→ DATASET RECORDS
>>>

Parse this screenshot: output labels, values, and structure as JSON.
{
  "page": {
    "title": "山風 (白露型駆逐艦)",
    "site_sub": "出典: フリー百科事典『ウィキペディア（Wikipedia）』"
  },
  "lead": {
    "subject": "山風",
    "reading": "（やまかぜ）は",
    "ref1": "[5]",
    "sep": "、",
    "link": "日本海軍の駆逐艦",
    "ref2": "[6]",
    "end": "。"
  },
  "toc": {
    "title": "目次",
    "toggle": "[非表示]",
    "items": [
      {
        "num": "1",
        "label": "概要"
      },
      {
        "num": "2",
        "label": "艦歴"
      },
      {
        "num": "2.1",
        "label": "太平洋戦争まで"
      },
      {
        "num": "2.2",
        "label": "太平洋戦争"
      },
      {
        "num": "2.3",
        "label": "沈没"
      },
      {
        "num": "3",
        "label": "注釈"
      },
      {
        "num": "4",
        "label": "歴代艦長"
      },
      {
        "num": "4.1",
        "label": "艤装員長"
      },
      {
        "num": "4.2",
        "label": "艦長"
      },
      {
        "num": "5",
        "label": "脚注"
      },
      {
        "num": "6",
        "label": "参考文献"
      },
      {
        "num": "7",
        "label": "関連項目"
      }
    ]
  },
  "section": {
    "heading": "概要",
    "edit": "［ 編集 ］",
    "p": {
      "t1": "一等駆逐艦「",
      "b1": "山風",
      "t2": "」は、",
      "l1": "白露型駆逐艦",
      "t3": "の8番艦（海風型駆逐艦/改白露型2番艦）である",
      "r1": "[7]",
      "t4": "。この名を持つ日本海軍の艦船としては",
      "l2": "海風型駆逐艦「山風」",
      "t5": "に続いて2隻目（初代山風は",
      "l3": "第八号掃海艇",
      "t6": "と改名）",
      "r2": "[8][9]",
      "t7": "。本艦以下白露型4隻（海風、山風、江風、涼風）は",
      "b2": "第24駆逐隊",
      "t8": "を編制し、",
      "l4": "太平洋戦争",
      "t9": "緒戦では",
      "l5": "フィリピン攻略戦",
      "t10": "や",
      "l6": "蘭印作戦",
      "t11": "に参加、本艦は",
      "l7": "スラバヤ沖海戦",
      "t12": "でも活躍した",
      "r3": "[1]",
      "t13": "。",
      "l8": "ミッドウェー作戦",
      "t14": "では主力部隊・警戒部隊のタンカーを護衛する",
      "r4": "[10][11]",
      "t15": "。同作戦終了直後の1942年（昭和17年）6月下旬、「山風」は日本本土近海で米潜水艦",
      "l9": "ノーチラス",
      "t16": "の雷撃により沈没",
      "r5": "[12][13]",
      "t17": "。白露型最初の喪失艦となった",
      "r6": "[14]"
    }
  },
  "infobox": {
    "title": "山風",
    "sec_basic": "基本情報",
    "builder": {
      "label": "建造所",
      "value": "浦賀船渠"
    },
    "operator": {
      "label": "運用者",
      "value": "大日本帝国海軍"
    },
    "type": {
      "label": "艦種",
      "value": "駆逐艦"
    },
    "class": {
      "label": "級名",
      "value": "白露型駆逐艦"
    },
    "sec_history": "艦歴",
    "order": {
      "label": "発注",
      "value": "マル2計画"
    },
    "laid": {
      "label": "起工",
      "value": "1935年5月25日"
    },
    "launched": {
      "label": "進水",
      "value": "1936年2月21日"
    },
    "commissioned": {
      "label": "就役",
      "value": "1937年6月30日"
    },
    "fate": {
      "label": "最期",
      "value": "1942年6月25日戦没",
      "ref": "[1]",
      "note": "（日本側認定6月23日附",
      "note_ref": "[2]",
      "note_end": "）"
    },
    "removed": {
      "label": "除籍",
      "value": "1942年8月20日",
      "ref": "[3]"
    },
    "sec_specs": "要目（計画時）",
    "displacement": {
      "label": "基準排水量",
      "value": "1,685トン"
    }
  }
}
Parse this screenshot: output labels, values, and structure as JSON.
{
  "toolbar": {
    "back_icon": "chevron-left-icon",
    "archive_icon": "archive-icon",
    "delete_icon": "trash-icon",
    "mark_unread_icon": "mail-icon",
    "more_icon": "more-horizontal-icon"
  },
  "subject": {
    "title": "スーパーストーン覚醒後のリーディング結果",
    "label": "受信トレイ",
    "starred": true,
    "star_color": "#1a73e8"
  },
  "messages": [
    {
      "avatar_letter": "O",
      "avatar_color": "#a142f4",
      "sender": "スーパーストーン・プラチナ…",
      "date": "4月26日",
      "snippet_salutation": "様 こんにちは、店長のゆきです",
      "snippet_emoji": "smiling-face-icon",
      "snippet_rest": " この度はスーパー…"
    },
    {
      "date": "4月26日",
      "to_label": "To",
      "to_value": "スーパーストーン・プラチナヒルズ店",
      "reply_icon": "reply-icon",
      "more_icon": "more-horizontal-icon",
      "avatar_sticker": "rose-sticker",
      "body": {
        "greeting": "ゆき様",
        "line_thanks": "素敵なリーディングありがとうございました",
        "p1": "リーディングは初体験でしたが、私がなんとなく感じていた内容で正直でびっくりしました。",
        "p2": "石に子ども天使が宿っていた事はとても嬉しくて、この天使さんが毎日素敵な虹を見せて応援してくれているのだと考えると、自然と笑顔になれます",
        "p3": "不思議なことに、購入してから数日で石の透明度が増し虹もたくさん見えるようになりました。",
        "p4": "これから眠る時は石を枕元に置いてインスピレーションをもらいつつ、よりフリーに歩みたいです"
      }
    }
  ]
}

<<<

Write out all the lines again, exactly as they are.

Parse this screenshot: output labels, values, and structure as JSON.
{
  "page": {
    "title": "山風 (白露型駆逐艦)",
    "site_sub": "出典: フリー百科事典『ウィキペディア（Wikipedia）』"
  },
  "lead": {
    "subject": "山風",
    "reading": "（やまかぜ）は",
    "ref1": "[5]",
    "sep": "、",
    "link": "日本海軍の駆逐艦",
    "ref2": "[6]",
    "end": "。"
  },
  "toc": {
    "title": "目次",
    "toggle": "[非表示]",
    "items": [
      {
        "num": "1",
        "label": "概要"
      },
      {
        "num": "2",
        "label": "艦歴"
      },
      {
        "num": "2.1",
        "label": "太平洋戦争まで"
      },
      {
        "num": "2.2",
        "label": "太平洋戦争"
      },
      {
        "num": "2.3",
        "label": "沈没"
      },
      {
        "num": "3",
        "label": "注釈"
      },
      {
        "num": "4",
        "label": "歴代艦長"
      },
      {
        "num": "4.1",
        "label": "艤装員長"
      },
      {
        "num": "4.2",
        "label": "艦長"
      },
      {
        "num": "5",
        "label": "脚注"
      },
      {
        "num": "6",
        "label": "参考文献"
      },
      {
        "num": "7",
        "label": "関連項目"
      }
    ]
  },
  "section": {
    "heading": "概要",
    "edit": "［ 編集 ］",
    "p": {
      "t1": "一等駆逐艦「",
      "b1": "山風",
      "t2": "」は、",
      "l1": "白露型駆逐艦",
      "t3": "の8番艦（海風型駆逐艦/改白露型2番艦）である",
      "r1": "[7]",
      "t4": "。この名を持つ日本海軍の艦船としては",
      "l2": "海風型駆逐艦「山風」",
      "t5": "に続いて2隻目（初代山風は",
      "l3": "第八号掃海艇",
      "t6": "と改名）",
      "r2": "[8][9]",
      "t7": "。本艦以下白露型4隻（海風、山風、江風、涼風）は",
      "b2": "第24駆逐隊",
      "t8": "を編制し、",
      "l4": "太平洋戦争",
      "t9": "緒戦では",
      "l5": "フィリピン攻略戦",
      "t10": "や",
      "l6": "蘭印作戦",
      "t11": "に参加、本艦は",
      "l7": "スラバヤ沖海戦",
      "t12": "でも活躍した",
      "r3": "[1]",
      "t13": "。",
      "l8": "ミッドウェー作戦",
      "t14": "では主力部隊・警戒部隊のタンカーを護衛する",
      "r4": "[10][11]",
      "t15": "。同作戦終了直後の1942年（昭和17年）6月下旬、「山風」は日本本土近海で米潜水艦",
      "l9": "ノーチラス",
      "t16": "の雷撃により沈没",
      "r5": "[12][13]",
      "t17": "。白露型最初の喪失艦となった",
      "r6": "[14]"
    }
  },
  "infobox": {
    "title": "山風",
    "sec_basic": "基本情報",
    "builder": {
      "label": "建造所",
      "value": "浦賀船渠"
    },
    "operator": {
      "label": "運用者",
      "value": "大日本帝国海軍"
    },
    "type": {
      "label": "艦種",
      "value": "駆逐艦"
    },
    "class": {
      "label": "級名",
      "value": "白露型駆逐艦"
    },
    "sec_history": "艦歴",
    "order": {
      "label": "発注",
      "value": "マル2計画"
    },
    "laid": {
      "label": "起工",
      "value": "1935年5月25日"
    },
    "launched": {
      "label": "進水",
      "value": "1936年2月21日"
    },
    "commissioned": {
      "label": "就役",
      "value": "1937年6月30日"
    },
    "fate": {
      "label": "最期",
      "value": "1942年6月25日戦没",
      "ref": "[1]",
      "note": "（日本側認定6月23日附",
      "note_ref": "[2]",
      "note_end": "）"
    },
    "removed": {
      "label": "除籍",
      "value": "1942年8月20日",
      "ref": "[3]"
    },
    "sec_specs": "要目（計画時）",
    "displacement": {
      "label": "基準排水量",
      "value": "1,685トン"
    }
  }
}
Parse this screenshot: output labels, values, and structure as JSON.
{
  "toolbar": {
    "back_icon": "chevron-left-icon",
    "archive_icon": "archive-icon",
    "delete_icon": "trash-icon",
    "mark_unread_icon": "mail-icon",
    "more_icon": "more-horizontal-icon"
  },
  "subject": {
    "title": "スーパーストーン覚醒後のリーディング結果",
    "label": "受信トレイ",
    "starred": true,
    "star_color": "#1a73e8"
  },
  "messages": [
    {
      "avatar_letter": "O",
      "avatar_color": "#a142f4",
      "sender": "スーパーストーン・プラチナ…",
      "date": "4月26日",
      "snippet_salutation": "様 こんにちは、店長のゆきです",
      "snippet_emoji": "smiling-face-icon",
      "snippet_rest": " この度はスーパー…"
    },
    {
      "date": "4月26日",
      "to_label": "To",
      "to_value": "スーパーストーン・プラチナヒルズ店",
      "reply_icon": "reply-icon",
      "more_icon": "more-horizontal-icon",
      "avatar_sticker": "rose-sticker",
      "body": {
        "greeting": "ゆき様",
        "line_thanks": "素敵なリーディングありがとうございました",
        "p1": "リーディングは初体験でしたが、私がなんとなく感じていた内容で正直でびっくりしました。",
        "p2": "石に子ども天使が宿っていた事はとても嬉しくて、この天使さんが毎日素敵な虹を見せて応援してくれているのだと考えると、自然と笑顔になれます",
        "p3": "不思議なことに、購入してから数日で石の透明度が増し虹もたくさん見えるようになりました。",
        "p4": "これから眠る時は石を枕元に置いてインスピレーションをもらいつつ、よりフリーに歩みたいです"
      }
    }
  ]
}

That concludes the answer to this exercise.